Requirement: Retype the material that follows, keeping every word as it is.
──────── Input records
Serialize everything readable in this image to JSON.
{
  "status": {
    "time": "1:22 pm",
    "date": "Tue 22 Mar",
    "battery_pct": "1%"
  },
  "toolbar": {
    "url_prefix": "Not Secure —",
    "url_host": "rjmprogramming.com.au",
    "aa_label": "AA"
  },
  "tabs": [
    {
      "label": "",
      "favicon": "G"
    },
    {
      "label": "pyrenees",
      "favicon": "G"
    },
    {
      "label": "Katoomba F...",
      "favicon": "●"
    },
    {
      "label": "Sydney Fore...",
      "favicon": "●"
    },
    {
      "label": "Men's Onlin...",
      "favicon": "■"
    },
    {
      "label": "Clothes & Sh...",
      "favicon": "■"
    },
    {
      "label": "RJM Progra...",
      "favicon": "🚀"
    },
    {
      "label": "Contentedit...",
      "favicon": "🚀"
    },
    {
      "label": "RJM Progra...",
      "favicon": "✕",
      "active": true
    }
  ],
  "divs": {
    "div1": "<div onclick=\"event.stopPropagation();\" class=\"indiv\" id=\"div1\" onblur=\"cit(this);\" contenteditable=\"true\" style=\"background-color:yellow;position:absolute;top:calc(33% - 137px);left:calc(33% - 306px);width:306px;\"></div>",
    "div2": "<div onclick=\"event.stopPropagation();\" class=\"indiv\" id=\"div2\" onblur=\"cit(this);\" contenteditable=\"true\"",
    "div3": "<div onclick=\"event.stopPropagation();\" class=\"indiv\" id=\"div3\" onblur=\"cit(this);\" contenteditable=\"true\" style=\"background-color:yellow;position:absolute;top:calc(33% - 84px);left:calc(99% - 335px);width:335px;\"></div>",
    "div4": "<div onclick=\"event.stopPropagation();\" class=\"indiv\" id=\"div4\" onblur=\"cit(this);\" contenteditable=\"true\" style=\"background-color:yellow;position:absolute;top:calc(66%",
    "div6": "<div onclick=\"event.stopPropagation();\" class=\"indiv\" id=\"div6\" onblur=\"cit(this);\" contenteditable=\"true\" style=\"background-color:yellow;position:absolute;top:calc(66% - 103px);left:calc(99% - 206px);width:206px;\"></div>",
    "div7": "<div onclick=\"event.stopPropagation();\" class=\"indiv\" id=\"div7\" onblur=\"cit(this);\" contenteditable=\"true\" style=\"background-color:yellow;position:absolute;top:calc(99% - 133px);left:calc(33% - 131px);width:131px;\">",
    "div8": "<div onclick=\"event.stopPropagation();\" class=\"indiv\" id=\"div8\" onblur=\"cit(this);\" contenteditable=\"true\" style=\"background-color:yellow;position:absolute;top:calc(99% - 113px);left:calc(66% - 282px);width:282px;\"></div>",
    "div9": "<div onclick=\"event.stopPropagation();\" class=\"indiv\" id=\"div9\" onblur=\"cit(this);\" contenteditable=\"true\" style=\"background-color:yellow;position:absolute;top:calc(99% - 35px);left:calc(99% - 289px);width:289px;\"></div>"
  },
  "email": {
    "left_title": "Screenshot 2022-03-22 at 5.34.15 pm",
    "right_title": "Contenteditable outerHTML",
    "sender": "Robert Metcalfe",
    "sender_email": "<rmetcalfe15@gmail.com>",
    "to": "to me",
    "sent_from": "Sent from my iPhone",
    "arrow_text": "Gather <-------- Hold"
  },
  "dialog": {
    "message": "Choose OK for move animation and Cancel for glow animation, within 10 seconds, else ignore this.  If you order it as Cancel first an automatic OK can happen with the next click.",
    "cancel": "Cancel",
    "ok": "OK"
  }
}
────────────────
Solution:
Serialize everything readable in this image to JSON.
{
  "status": {
    "time": "1:22 pm",
    "date": "Tue 22 Mar",
    "battery_pct": "1%"
  },
  "toolbar": {
    "url_prefix": "Not Secure —",
    "url_host": "rjmprogramming.com.au",
    "aa_label": "AA"
  },
  "tabs": [
    {
      "label": "",
      "favicon": "G"
    },
    {
      "label": "pyrenees",
      "favicon": "G"
    },
    {
      "label": "Katoomba F...",
      "favicon": "●"
    },
    {
      "label": "Sydney Fore...",
      "favicon": "●"
    },
    {
      "label": "Men's Onlin...",
      "favicon": "■"
    },
    {
      "label": "Clothes & Sh...",
      "favicon": "■"
    },
    {
      "label": "RJM Progra...",
      "favicon": "🚀"
    },
    {
      "label": "Contentedit...",
      "favicon": "🚀"
    },
    {
      "label": "RJM Progra...",
      "favicon": "✕",
      "active": true
    }
  ],
  "divs": {
    "div1": "<div onclick=\"event.stopPropagation();\" class=\"indiv\" id=\"div1\" onblur=\"cit(this);\" contenteditable=\"true\" style=\"background-color:yellow;position:absolute;top:calc(33% - 137px);left:calc(33% - 306px);width:306px;\"></div>",
    "div2": "<div onclick=\"event.stopPropagation();\" class=\"indiv\" id=\"div2\" onblur=\"cit(this);\" contenteditable=\"true\"",
    "div3": "<div onclick=\"event.stopPropagation();\" class=\"indiv\" id=\"div3\" onblur=\"cit(this);\" contenteditable=\"true\" style=\"background-color:yellow;position:absolute;top:calc(33% - 84px);left:calc(99% - 335px);width:335px;\"></div>",
    "div4": "<div onclick=\"event.stopPropagation();\" class=\"indiv\" id=\"div4\" onblur=\"cit(this);\" contenteditable=\"true\" style=\"background-color:yellow;position:absolute;top:calc(66%",
    "div6": "<div onclick=\"event.stopPropagation();\" class=\"indiv\" id=\"div6\" onblur=\"cit(this);\" contenteditable=\"true\" style=\"background-color:yellow;position:absolute;top:calc(66% - 103px);left:calc(99% - 206px);width:206px;\"></div>",
    "div7": "<div onclick=\"event.stopPropagation();\" class=\"indiv\" id=\"div7\" onblur=\"cit(this);\" contenteditable=\"true\" style=\"background-color:yellow;position:absolute;top:calc(99% - 133px);left:calc(33% - 131px);width:131px;\">",
    "div8": "<div onclick=\"event.stopPropagation();\" class=\"indiv\" id=\"div8\" onblur=\"cit(this);\" contenteditable=\"true\" style=\"background-color:yellow;position:absolute;top:calc(99% - 113px);left:calc(66% - 282px);width:282px;\"></div>",
    "div9": "<div onclick=\"event.stopPropagation();\" class=\"indiv\" id=\"div9\" onblur=\"cit(this);\" contenteditable=\"true\" style=\"background-color:yellow;position:absolute;top:calc(99% - 35px);left:calc(99% - 289px);width:289px;\"></div>"
  },
  "email": {
    "left_title": "Screenshot 2022-03-22 at 5.34.15 pm",
    "right_title": "Contenteditable outerHTML",
    "sender": "Robert Metcalfe",
    "sender_email": "<rmetcalfe15@gmail.com>",
    "to": "to me",
    "sent_from": "Sent from my iPhone",
    "arrow_text": "Gather <-------- Hold"
  },
  "dialog": {
    "message": "Choose OK for move animation and Cancel for glow animation, within 10 seconds, else ignore this.  If you order it as Cancel first an automatic OK can happen with the next click.",
    "cancel": "Cancel",
    "ok": "OK"
  }
}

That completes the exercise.